* Records for the task

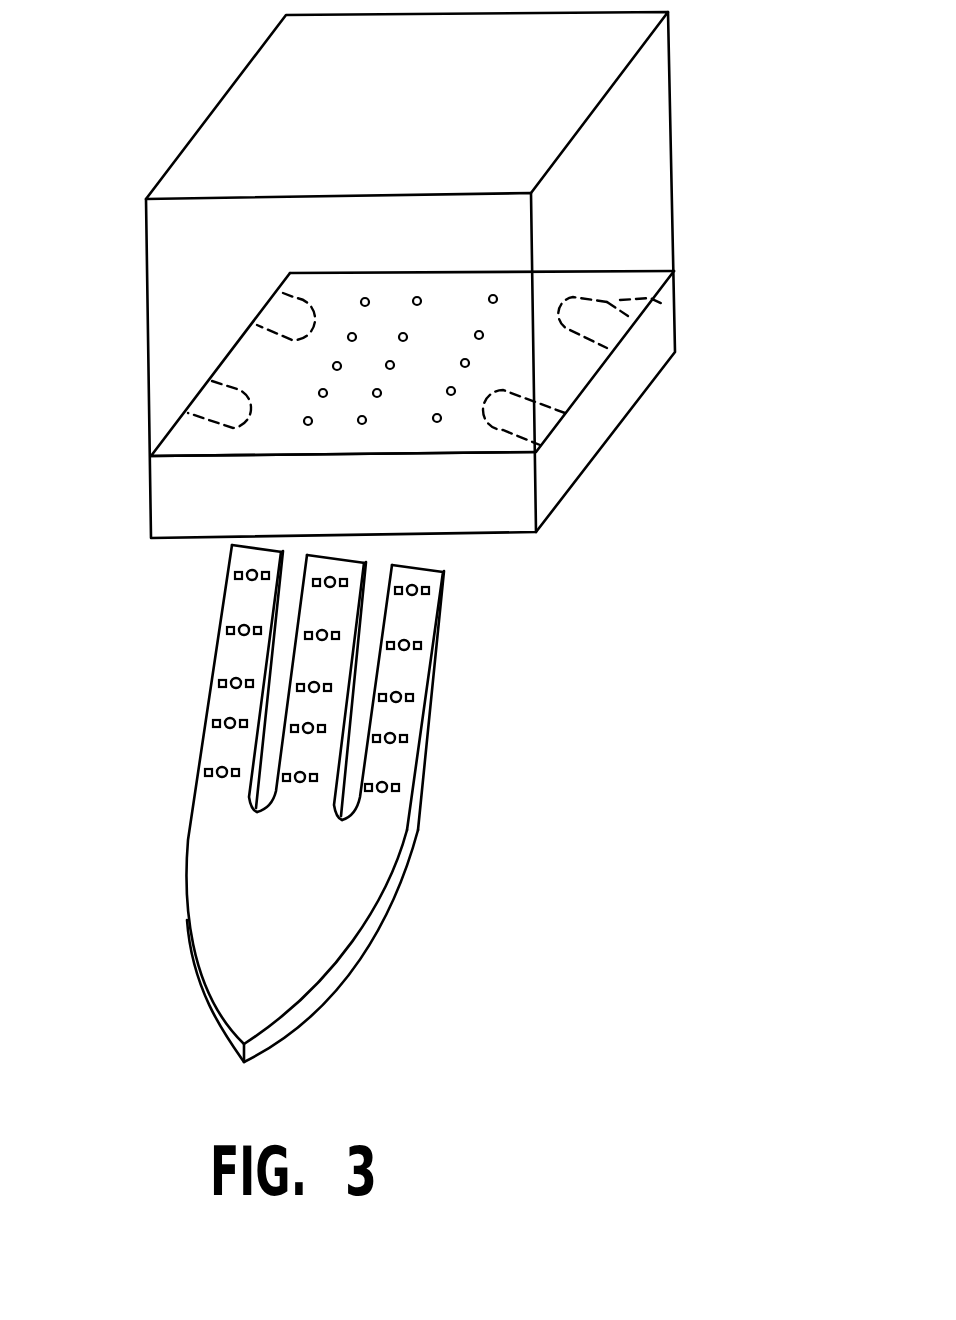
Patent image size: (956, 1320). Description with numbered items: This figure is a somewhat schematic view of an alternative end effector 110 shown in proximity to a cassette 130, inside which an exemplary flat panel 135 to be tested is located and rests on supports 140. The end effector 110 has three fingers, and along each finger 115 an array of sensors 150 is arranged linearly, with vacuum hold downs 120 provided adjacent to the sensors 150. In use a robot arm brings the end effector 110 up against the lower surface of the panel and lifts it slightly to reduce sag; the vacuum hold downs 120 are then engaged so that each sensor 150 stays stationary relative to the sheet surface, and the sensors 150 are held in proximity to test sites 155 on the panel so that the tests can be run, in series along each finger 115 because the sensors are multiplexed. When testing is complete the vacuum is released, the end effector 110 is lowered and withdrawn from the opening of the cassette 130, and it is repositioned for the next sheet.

The end effector 110 is at (358, 948).
The finger 115 is at (445, 610).
The vacuum hold downs 120 is at (424, 645).
The cassette 130 is at (670, 138).
The flat panel 135 is at (198, 457).
The supports 140 is at (672, 311).
The sensors 150 is at (413, 589).
The test sites 155 is at (493, 298).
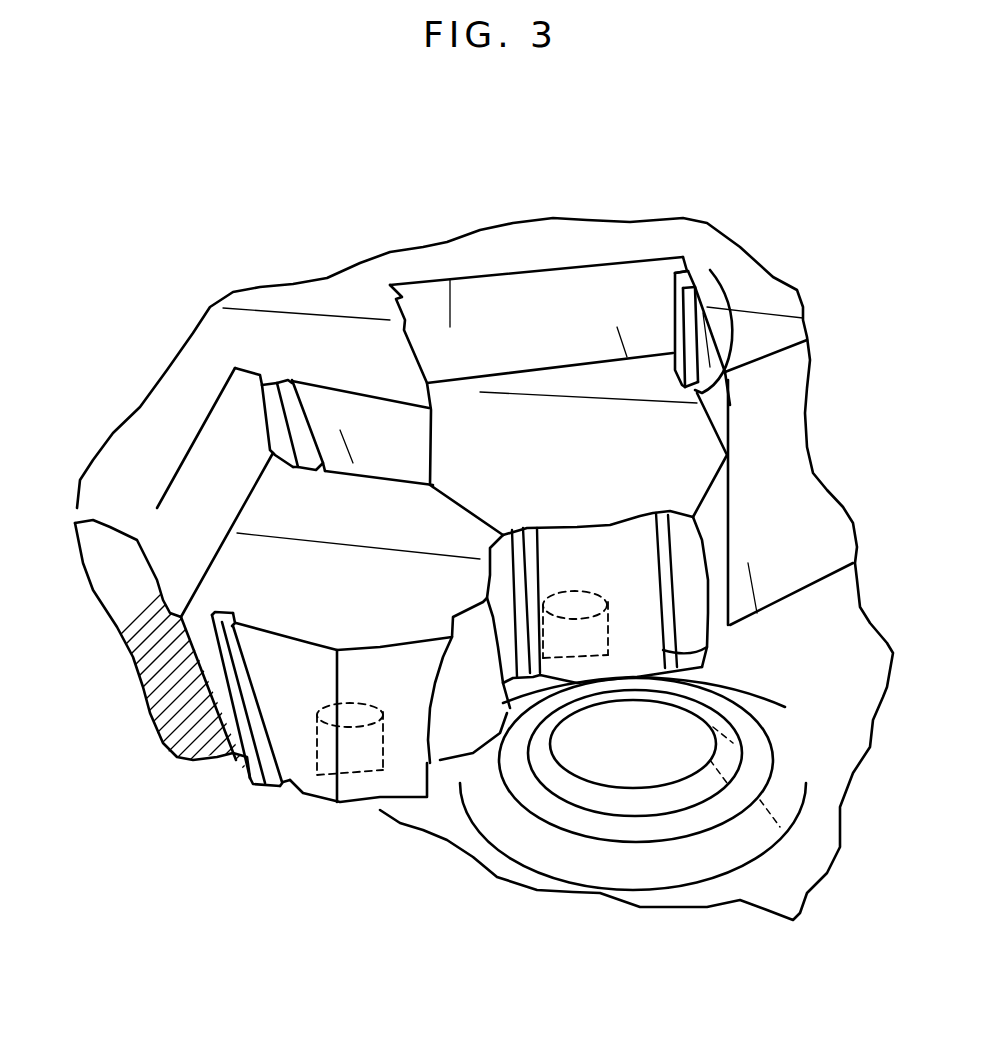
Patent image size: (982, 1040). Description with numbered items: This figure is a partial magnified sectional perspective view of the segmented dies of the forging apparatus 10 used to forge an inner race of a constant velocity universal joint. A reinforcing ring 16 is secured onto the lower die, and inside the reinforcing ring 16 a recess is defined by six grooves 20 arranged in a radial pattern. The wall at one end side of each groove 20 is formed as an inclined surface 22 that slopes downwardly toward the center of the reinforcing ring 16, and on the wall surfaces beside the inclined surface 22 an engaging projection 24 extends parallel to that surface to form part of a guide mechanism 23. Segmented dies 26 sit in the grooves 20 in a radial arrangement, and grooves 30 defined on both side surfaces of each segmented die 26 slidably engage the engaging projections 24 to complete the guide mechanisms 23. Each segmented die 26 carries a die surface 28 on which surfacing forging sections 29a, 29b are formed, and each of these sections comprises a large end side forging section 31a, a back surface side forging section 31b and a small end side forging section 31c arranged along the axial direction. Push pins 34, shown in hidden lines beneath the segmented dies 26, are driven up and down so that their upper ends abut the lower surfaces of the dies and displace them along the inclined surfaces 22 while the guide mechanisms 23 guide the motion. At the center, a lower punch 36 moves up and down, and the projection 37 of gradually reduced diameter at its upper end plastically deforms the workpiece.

The forging apparatus 10 is at (767, 116).
The reinforcing ring 16 is at (743, 277).
The grooves 20 is at (423, 367).
The inclined surface 22 is at (567, 287).
The guide mechanism 23 is at (353, 224).
The engaging projection 24 is at (277, 407).
The segmented dies 26 is at (597, 377).
The die surface 28 is at (620, 557).
The surfacing forging section 29a is at (483, 552).
The surfacing forging section 29b is at (667, 460).
The grooves 30 is at (310, 467).
The large end side forging section 31a is at (583, 583).
The back surface side forging section 31b is at (528, 597).
The small end side forging section 31c is at (532, 537).
The push pins 34 is at (313, 778).
The lower punch 36 is at (595, 793).
The projection 37 is at (633, 744).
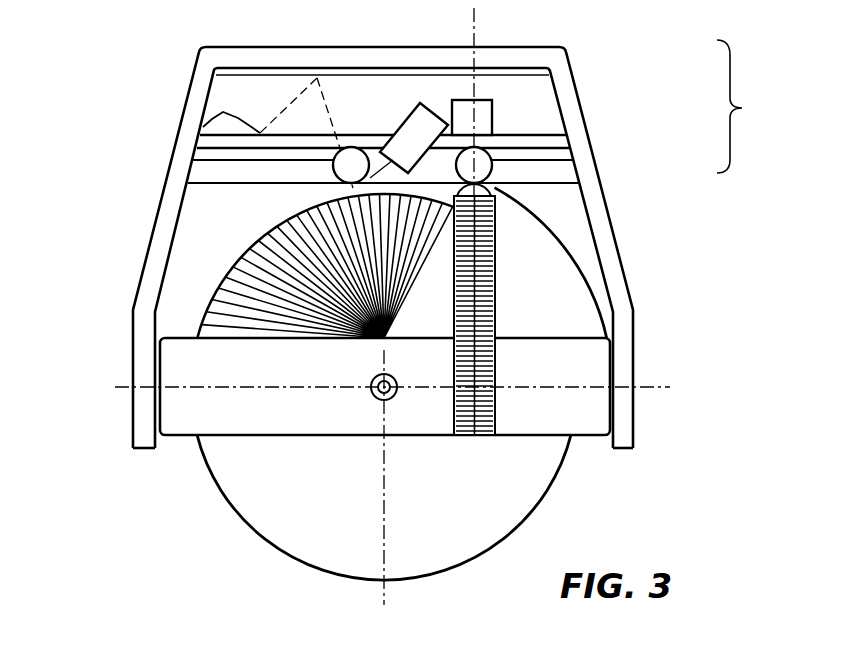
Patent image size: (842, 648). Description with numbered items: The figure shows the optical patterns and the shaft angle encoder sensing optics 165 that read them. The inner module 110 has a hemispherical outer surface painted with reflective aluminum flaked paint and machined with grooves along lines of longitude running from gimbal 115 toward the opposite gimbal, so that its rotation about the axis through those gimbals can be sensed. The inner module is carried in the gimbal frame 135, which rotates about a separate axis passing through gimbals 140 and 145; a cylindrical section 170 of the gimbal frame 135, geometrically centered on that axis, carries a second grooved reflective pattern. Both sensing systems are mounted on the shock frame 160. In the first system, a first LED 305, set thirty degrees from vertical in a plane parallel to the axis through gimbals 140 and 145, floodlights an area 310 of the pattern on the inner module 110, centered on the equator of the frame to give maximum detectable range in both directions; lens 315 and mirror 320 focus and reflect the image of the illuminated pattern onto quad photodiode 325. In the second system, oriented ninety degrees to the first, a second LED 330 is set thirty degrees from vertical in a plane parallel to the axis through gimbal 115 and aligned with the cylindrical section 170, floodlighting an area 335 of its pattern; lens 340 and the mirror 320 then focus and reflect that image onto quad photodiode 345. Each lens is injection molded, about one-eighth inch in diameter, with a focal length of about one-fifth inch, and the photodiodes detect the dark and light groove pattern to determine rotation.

The inner module 110 is at (264, 539).
The gimbal 115 is at (373, 392).
The gimbal frame 135 is at (247, 425).
The gimbal 140 is at (133, 375).
The gimbal 145 is at (633, 377).
The shock frame 160 is at (583, 170).
The shaft angle encoder sensing optics 165 is at (760, 106).
The cylindrical section 170 is at (475, 435).
The first LED 305 is at (414, 113).
The area 310 is at (293, 203).
The lens 315 is at (333, 167).
The mirror 320 is at (383, 68).
The quad photodiode 325 is at (203, 127).
The second LED 330 is at (485, 98).
The area 335 is at (520, 196).
The lens 340 is at (493, 167).
The quad photodiode 345 is at (493, 134).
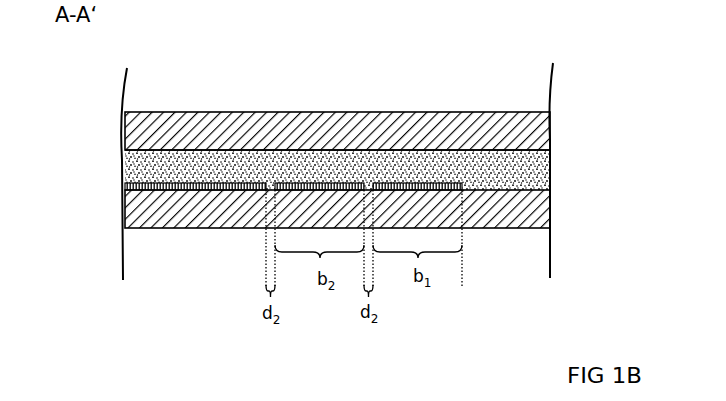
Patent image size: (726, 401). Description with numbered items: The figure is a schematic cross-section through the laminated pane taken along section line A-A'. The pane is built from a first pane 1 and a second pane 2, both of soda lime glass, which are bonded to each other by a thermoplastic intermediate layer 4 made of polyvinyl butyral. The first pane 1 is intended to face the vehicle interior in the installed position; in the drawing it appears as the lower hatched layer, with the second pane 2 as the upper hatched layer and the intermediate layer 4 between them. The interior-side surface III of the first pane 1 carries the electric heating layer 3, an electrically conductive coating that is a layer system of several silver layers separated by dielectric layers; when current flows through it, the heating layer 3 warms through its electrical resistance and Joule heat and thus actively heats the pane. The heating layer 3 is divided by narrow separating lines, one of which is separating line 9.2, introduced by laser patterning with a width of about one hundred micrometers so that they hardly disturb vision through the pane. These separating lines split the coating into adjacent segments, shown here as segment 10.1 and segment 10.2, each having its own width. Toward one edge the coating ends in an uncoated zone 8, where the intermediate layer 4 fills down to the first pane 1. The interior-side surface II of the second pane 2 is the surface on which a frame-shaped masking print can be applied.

The first pane 1 is at (520, 213).
The second pane 2 is at (482, 127).
The electric heating layer 3 is at (250, 122).
The thermoplastic intermediate layer 4 is at (520, 165).
The uncoated zone 8 is at (470, 170).
The separating line 9.2 is at (268, 175).
The segment 10.1 is at (405, 175).
The segment 10.2 is at (321, 173).
The surface of the first pane III is at (548, 152).
The surface of the second pane II is at (535, 184).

* To do
Print all of the lines above word for word, but leave the pictures out.

* Solution to the exercise
Patent image size: (956, 1320). Description with numbered items: This figure is a somewhat schematic view of an alternative end effector 110 shown in proximity to a cassette 130, inside which an exemplary flat panel 135 to be tested is located and rests on supports 140. The end effector 110 has three fingers, and along each finger 115 an array of sensors 150 is arranged linearly, with vacuum hold downs 120 provided adjacent to the sensors 150. In use a robot arm brings the end effector 110 up against the lower surface of the panel and lifts it slightly to reduce sag; the vacuum hold downs 120 are then engaged so that each sensor 150 stays stationary relative to the sheet surface, and the sensors 150 are held in proximity to test sites 155 on the panel so that the tests can be run, in series along each finger 115 because the sensors are multiplexed. When testing is complete the vacuum is released, the end effector 110 is lowered and withdrawn from the opening of the cassette 130, and it is repositioned for the next sheet.

The end effector 110 is at (358, 948).
The finger 115 is at (445, 610).
The vacuum hold downs 120 is at (424, 645).
The cassette 130 is at (670, 138).
The flat panel 135 is at (198, 457).
The supports 140 is at (672, 311).
The sensors 150 is at (413, 589).
The test sites 155 is at (493, 298).
Patent image size: (982, 1040). Description with numbered items: This figure is a partial magnified sectional perspective view of the segmented dies of the forging apparatus 10 used to forge an inner race of a constant velocity universal joint. A reinforcing ring 16 is secured onto the lower die, and inside the reinforcing ring 16 a recess is defined by six grooves 20 arranged in a radial pattern. The wall at one end side of each groove 20 is formed as an inclined surface 22 that slopes downwardly toward the center of the reinforcing ring 16, and on the wall surfaces beside the inclined surface 22 an engaging projection 24 extends parallel to that surface to form part of a guide mechanism 23. Segmented dies 26 sit in the grooves 20 in a radial arrangement, and grooves 30 defined on both side surfaces of each segmented die 26 slidably engage the engaging projections 24 to complete the guide mechanisms 23. Each segmented die 26 carries a die surface 28 on which surfacing forging sections 29a, 29b are formed, and each of these sections comprises a large end side forging section 31a, a back surface side forging section 31b and a small end side forging section 31c arranged along the axial direction. Push pins 34, shown in hidden lines beneath the segmented dies 26, are driven up and down so that their upper ends abut the lower surfaces of the dies and displace them along the inclined surfaces 22 while the guide mechanisms 23 guide the motion. At the center, a lower punch 36 moves up and down, and the projection 37 of gradually reduced diameter at its upper end plastically deforms the workpiece.

The forging apparatus 10 is at (767, 116).
The reinforcing ring 16 is at (743, 277).
The grooves 20 is at (423, 367).
The inclined surface 22 is at (567, 287).
The guide mechanism 23 is at (353, 224).
The engaging projection 24 is at (277, 407).
The segmented dies 26 is at (597, 377).
The die surface 28 is at (620, 557).
The surfacing forging section 29a is at (483, 552).
The surfacing forging section 29b is at (667, 460).
The grooves 30 is at (310, 467).
The large end side forging section 31a is at (583, 583).
The back surface side forging section 31b is at (528, 597).
The small end side forging section 31c is at (532, 537).
The push pins 34 is at (313, 778).
The lower punch 36 is at (595, 793).
The projection 37 is at (633, 744).
Patent image size: (842, 648). Description with numbered items: The figure shows the optical patterns and the shaft angle encoder sensing optics 165 that read them. The inner module 110 has a hemispherical outer surface painted with reflective aluminum flaked paint and machined with grooves along lines of longitude running from gimbal 115 toward the opposite gimbal, so that its rotation about the axis through those gimbals can be sensed. The inner module is carried in the gimbal frame 135, which rotates about a separate axis passing through gimbals 140 and 145; a cylindrical section 170 of the gimbal frame 135, geometrically centered on that axis, carries a second grooved reflective pattern. Both sensing systems are mounted on the shock frame 160. In the first system, a first LED 305, set thirty degrees from vertical in a plane parallel to the axis through gimbals 140 and 145, floodlights an area 310 of the pattern on the inner module 110, centered on the equator of the frame to give maximum detectable range in both directions; lens 315 and mirror 320 focus and reflect the image of the illuminated pattern onto quad photodiode 325. In the second system, oriented ninety degrees to the first, a second LED 330 is set thirty degrees from vertical in a plane parallel to the axis through gimbal 115 and aligned with the cylindrical section 170, floodlighting an area 335 of its pattern; lens 340 and the mirror 320 then focus and reflect that image onto quad photodiode 345. Each lens is injection molded, about one-eighth inch in diameter, with a focal length of about one-fifth inch, and the photodiodes detect the dark and light groove pattern to determine rotation.

The inner module 110 is at (264, 539).
The gimbal 115 is at (373, 392).
The gimbal frame 135 is at (247, 425).
The gimbal 140 is at (133, 375).
The gimbal 145 is at (633, 377).
The shock frame 160 is at (583, 170).
The shaft angle encoder sensing optics 165 is at (760, 106).
The cylindrical section 170 is at (475, 435).
The first LED 305 is at (414, 113).
The area 310 is at (293, 203).
The lens 315 is at (333, 167).
The mirror 320 is at (383, 68).
The quad photodiode 325 is at (203, 127).
The second LED 330 is at (485, 98).
The area 335 is at (520, 196).
The lens 340 is at (493, 167).
The quad photodiode 345 is at (493, 134).
Patent image size: (726, 401). Description with numbered items: The figure is a schematic cross-section through the laminated pane taken along section line A-A'. The pane is built from a first pane 1 and a second pane 2, both of soda lime glass, which are bonded to each other by a thermoplastic intermediate layer 4 made of polyvinyl butyral. The first pane 1 is intended to face the vehicle interior in the installed position; in the drawing it appears as the lower hatched layer, with the second pane 2 as the upper hatched layer and the intermediate layer 4 between them. The interior-side surface III of the first pane 1 carries the electric heating layer 3, an electrically conductive coating that is a layer system of several silver layers separated by dielectric layers; when current flows through it, the heating layer 3 warms through its electrical resistance and Joule heat and thus actively heats the pane. The heating layer 3 is divided by narrow separating lines, one of which is separating line 9.2, introduced by laser patterning with a width of about one hundred micrometers so that they hardly disturb vision through the pane. These separating lines split the coating into adjacent segments, shown here as segment 10.1 and segment 10.2, each having its own width. Toward one edge the coating ends in an uncoated zone 8, where the intermediate layer 4 fills down to the first pane 1. The interior-side surface II of the second pane 2 is the surface on which a frame-shaped masking print can be applied.

The first pane 1 is at (520, 213).
The second pane 2 is at (482, 127).
The electric heating layer 3 is at (250, 122).
The thermoplastic intermediate layer 4 is at (520, 165).
The uncoated zone 8 is at (470, 170).
The separating line 9.2 is at (268, 175).
The segment 10.1 is at (405, 175).
The segment 10.2 is at (321, 173).
The surface of the first pane III is at (548, 152).
The surface of the second pane II is at (535, 184).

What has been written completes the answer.